# Exercise aim
Extract all records. Keep each one exact.

##### Supplied records #####

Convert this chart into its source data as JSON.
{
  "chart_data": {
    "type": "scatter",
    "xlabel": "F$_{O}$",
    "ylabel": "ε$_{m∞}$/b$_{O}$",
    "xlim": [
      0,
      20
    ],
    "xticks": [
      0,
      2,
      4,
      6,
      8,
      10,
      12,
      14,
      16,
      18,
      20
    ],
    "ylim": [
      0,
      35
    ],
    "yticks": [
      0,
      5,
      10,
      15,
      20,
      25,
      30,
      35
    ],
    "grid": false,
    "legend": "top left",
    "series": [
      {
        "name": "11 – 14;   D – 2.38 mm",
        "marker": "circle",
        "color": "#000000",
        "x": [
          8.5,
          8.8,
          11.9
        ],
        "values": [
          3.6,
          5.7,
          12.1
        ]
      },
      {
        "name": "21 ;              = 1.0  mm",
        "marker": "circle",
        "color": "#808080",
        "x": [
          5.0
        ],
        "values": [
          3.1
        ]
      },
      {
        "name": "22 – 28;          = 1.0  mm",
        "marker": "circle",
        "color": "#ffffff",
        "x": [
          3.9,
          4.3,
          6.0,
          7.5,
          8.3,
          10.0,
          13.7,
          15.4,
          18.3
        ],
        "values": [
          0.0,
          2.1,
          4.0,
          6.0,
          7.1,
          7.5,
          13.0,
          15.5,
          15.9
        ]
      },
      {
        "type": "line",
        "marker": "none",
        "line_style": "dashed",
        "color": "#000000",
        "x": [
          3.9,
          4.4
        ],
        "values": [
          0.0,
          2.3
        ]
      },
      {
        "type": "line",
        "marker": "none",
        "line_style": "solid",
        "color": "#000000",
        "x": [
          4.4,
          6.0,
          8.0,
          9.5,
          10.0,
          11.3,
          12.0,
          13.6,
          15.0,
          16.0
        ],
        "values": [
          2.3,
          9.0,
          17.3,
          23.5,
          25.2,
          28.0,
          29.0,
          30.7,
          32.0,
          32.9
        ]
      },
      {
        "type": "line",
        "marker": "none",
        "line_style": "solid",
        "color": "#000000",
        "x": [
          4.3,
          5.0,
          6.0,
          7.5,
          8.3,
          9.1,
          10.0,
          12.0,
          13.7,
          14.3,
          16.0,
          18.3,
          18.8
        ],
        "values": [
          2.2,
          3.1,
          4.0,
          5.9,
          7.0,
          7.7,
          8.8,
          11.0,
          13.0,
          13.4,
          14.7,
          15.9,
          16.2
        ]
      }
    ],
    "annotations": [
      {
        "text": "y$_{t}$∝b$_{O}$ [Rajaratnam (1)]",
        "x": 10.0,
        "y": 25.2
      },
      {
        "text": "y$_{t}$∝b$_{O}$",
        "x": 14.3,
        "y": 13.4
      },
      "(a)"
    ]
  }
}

#####

# Correct output
Convert this chart into its source data as JSON.
{
  "chart_data": {
    "type": "scatter",
    "xlabel": "F$_{O}$",
    "ylabel": "ε$_{m∞}$/b$_{O}$",
    "xlim": [
      0,
      20
    ],
    "xticks": [
      0,
      2,
      4,
      6,
      8,
      10,
      12,
      14,
      16,
      18,
      20
    ],
    "ylim": [
      0,
      35
    ],
    "yticks": [
      0,
      5,
      10,
      15,
      20,
      25,
      30,
      35
    ],
    "grid": false,
    "legend": "top left",
    "series": [
      {
        "name": "11 – 14;   D – 2.38 mm",
        "marker": "circle",
        "color": "#000000",
        "x": [
          8.5,
          8.8,
          11.9
        ],
        "values": [
          3.6,
          5.7,
          12.1
        ]
      },
      {
        "name": "21 ;              = 1.0  mm",
        "marker": "circle",
        "color": "#808080",
        "x": [
          5.0
        ],
        "values": [
          3.1
        ]
      },
      {
        "name": "22 – 28;          = 1.0  mm",
        "marker": "circle",
        "color": "#ffffff",
        "x": [
          3.9,
          4.3,
          6.0,
          7.5,
          8.3,
          10.0,
          13.7,
          15.4,
          18.3
        ],
        "values": [
          0.0,
          2.1,
          4.0,
          6.0,
          7.1,
          7.5,
          13.0,
          15.5,
          15.9
        ]
      },
      {
        "type": "line",
        "marker": "none",
        "line_style": "dashed",
        "color": "#000000",
        "x": [
          3.9,
          4.4
        ],
        "values": [
          0.0,
          2.3
        ]
      },
      {
        "type": "line",
        "marker": "none",
        "line_style": "solid",
        "color": "#000000",
        "x": [
          4.4,
          6.0,
          8.0,
          9.5,
          10.0,
          11.3,
          12.0,
          13.6,
          15.0,
          16.0
        ],
        "values": [
          2.3,
          9.0,
          17.3,
          23.5,
          25.2,
          28.0,
          29.0,
          30.7,
          32.0,
          32.9
        ]
      },
      {
        "type": "line",
        "marker": "none",
        "line_style": "solid",
        "color": "#000000",
        "x": [
          4.3,
          5.0,
          6.0,
          7.5,
          8.3,
          9.1,
          10.0,
          12.0,
          13.7,
          14.3,
          16.0,
          18.3,
          18.8
        ],
        "values": [
          2.2,
          3.1,
          4.0,
          5.9,
          7.0,
          7.7,
          8.8,
          11.0,
          13.0,
          13.4,
          14.7,
          15.9,
          16.2
        ]
      }
    ],
    "annotations": [
      {
        "text": "y$_{t}$∝b$_{O}$ [Rajaratnam (1)]",
        "x": 10.0,
        "y": 25.2
      },
      {
        "text": "y$_{t}$∝b$_{O}$",
        "x": 14.3,
        "y": 13.4
      },
      "(a)"
    ]
  }
}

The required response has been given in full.